◆ **Material to process**
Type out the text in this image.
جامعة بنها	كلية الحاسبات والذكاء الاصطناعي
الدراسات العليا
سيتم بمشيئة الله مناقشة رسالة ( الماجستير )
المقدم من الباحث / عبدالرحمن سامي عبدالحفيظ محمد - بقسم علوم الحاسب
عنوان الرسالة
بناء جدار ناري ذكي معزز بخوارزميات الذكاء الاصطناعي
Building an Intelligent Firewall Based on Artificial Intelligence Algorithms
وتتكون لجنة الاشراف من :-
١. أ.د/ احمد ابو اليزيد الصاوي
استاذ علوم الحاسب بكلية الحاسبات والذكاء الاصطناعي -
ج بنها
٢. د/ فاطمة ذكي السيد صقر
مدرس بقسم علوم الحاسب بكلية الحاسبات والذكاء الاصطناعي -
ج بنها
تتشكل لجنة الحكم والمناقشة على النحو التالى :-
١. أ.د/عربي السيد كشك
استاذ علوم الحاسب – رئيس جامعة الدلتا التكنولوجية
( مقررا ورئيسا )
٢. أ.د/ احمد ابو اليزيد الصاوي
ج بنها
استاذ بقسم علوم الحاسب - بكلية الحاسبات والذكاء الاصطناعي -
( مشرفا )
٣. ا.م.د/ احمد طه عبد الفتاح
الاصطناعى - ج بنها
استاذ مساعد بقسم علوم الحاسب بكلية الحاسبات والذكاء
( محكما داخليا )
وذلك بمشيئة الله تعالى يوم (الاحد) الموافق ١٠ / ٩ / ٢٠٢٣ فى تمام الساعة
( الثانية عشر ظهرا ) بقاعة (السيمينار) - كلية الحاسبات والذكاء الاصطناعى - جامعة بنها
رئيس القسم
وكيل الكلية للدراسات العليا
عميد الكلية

◆ **Work instructions**
Each entry above is to be quoted exactly.

◆ **Final result**
Type out the text in this image.
جامعة بنها	كلية الحاسبات والذكاء الاصطناعي
الدراسات العليا
سيتم بمشيئة الله مناقشة رسالة ( الماجستير )
المقدم من الباحث / عبدالرحمن سامي عبدالحفيظ محمد - بقسم علوم الحاسب
عنوان الرسالة
بناء جدار ناري ذكي معزز بخوارزميات الذكاء الاصطناعي
Building an Intelligent Firewall Based on Artificial Intelligence Algorithms
وتتكون لجنة الاشراف من :-
١. أ.د/ احمد ابو اليزيد الصاوي
استاذ علوم الحاسب بكلية الحاسبات والذكاء الاصطناعي -
ج بنها
٢. د/ فاطمة ذكي السيد صقر
مدرس بقسم علوم الحاسب بكلية الحاسبات والذكاء الاصطناعي -
ج بنها
تتشكل لجنة الحكم والمناقشة على النحو التالى :-
١. أ.د/عربي السيد كشك
استاذ علوم الحاسب – رئيس جامعة الدلتا التكنولوجية
( مقررا ورئيسا )
٢. أ.د/ احمد ابو اليزيد الصاوي
ج بنها
استاذ بقسم علوم الحاسب - بكلية الحاسبات والذكاء الاصطناعي -
( مشرفا )
٣. ا.م.د/ احمد طه عبد الفتاح
الاصطناعى - ج بنها
استاذ مساعد بقسم علوم الحاسب بكلية الحاسبات والذكاء
( محكما داخليا )
وذلك بمشيئة الله تعالى يوم (الاحد) الموافق ١٠ / ٩ / ٢٠٢٣ فى تمام الساعة
( الثانية عشر ظهرا ) بقاعة (السيمينار) - كلية الحاسبات والذكاء الاصطناعى - جامعة بنها
رئيس القسم
وكيل الكلية للدراسات العليا
عميد الكلية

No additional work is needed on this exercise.